[Dataset excerpt]
BEGIN

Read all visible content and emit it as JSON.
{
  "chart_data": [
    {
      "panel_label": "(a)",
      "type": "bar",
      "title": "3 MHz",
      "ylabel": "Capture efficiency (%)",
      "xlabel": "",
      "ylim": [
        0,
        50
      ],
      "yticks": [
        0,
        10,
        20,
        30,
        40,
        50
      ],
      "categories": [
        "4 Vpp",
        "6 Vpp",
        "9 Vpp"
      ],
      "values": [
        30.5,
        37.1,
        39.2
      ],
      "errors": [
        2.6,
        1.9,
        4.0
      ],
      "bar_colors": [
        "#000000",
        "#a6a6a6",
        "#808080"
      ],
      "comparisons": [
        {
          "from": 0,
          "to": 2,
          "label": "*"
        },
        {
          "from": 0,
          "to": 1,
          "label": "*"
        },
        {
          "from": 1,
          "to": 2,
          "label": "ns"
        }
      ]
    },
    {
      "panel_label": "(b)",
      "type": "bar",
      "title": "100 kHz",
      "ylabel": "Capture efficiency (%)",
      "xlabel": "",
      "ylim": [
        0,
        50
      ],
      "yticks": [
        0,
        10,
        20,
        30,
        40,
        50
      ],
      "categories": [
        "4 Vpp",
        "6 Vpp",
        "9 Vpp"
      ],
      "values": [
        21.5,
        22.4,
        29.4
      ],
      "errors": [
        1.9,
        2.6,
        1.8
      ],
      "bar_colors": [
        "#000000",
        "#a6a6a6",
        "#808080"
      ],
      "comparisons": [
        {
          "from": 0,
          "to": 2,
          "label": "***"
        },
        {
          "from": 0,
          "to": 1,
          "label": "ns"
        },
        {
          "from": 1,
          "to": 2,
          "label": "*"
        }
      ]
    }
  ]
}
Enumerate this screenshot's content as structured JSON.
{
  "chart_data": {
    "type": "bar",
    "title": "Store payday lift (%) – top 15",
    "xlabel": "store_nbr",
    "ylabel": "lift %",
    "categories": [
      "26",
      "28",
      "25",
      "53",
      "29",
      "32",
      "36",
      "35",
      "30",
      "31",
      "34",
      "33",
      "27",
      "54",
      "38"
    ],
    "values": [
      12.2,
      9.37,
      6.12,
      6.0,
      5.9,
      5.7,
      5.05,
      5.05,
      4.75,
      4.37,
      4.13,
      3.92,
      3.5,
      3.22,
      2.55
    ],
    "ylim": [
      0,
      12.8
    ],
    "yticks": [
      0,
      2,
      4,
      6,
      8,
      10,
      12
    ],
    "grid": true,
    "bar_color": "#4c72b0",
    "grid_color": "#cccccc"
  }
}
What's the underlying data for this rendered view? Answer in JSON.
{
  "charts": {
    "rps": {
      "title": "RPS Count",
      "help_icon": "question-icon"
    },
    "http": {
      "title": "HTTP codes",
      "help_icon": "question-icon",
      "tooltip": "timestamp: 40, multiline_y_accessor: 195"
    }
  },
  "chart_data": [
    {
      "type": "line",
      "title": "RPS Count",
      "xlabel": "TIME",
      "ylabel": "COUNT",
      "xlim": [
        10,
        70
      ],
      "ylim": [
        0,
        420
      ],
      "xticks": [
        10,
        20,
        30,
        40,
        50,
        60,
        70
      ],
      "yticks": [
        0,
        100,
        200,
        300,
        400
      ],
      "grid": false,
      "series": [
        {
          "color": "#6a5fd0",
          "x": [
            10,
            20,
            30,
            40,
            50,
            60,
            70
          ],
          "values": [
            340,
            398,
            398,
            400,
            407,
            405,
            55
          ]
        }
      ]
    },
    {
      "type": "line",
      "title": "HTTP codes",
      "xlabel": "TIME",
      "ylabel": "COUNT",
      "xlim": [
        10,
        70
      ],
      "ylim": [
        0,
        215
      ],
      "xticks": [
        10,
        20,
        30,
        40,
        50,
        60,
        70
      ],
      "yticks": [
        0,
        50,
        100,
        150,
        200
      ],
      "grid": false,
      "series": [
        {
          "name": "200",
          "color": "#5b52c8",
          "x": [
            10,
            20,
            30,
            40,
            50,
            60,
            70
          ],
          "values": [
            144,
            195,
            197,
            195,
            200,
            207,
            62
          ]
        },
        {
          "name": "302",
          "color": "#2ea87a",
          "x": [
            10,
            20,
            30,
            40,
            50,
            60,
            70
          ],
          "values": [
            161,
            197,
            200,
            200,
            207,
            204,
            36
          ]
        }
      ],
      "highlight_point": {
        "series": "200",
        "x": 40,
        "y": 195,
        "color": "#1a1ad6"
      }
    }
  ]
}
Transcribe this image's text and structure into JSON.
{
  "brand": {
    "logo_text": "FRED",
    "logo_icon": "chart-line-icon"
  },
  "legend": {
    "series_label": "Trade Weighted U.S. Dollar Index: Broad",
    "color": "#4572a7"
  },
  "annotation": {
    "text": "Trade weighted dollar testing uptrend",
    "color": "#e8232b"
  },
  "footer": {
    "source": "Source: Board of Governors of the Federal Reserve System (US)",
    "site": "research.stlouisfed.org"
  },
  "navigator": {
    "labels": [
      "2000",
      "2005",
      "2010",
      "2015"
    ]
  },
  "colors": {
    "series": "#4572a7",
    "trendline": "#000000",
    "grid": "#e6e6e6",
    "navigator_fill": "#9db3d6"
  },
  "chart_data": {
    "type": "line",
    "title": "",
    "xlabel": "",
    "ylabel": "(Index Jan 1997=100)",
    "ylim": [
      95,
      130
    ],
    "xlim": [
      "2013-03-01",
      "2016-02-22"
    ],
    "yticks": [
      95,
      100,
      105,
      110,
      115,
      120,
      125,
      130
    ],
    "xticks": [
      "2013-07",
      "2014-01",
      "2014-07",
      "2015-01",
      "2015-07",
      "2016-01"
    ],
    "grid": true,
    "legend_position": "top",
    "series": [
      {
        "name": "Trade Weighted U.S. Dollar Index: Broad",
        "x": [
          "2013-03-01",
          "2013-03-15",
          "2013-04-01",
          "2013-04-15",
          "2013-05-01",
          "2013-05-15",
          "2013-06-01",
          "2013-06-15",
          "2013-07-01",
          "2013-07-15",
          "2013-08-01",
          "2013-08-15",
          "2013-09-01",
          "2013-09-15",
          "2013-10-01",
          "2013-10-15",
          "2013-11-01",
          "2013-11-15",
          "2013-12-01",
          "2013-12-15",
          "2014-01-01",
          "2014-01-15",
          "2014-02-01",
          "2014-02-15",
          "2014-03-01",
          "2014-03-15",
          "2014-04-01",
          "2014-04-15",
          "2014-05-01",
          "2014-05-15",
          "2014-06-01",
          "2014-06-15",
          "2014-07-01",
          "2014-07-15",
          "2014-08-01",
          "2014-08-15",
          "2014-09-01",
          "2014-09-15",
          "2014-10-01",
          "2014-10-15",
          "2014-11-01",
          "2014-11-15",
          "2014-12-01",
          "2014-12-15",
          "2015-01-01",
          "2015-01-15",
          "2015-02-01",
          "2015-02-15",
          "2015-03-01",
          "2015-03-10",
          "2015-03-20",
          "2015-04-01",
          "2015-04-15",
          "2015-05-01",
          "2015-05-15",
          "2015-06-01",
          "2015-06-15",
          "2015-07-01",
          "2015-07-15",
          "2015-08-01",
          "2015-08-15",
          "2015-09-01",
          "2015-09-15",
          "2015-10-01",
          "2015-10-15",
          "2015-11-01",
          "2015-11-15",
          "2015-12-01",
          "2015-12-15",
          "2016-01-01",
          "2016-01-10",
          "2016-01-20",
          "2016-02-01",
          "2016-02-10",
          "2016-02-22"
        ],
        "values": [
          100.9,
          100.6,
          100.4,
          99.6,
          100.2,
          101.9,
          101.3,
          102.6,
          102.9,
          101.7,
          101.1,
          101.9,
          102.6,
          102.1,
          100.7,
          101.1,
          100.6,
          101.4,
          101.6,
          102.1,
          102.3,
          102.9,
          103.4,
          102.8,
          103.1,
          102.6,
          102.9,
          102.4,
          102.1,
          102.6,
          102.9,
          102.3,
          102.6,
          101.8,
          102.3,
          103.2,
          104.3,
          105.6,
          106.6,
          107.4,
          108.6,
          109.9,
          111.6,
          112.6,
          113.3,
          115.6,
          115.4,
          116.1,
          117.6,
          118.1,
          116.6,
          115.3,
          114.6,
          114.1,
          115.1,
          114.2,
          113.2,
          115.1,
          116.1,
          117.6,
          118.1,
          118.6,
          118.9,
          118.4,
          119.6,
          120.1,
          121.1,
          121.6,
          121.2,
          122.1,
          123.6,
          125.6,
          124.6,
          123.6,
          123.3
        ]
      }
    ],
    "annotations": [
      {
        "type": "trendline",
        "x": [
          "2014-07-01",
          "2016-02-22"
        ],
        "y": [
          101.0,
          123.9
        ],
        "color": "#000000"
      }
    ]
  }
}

END

* What to work on
Extract each line holding the string "question".

* Correct answer
      "help_icon": "question-icon"
      "help_icon": "question-icon",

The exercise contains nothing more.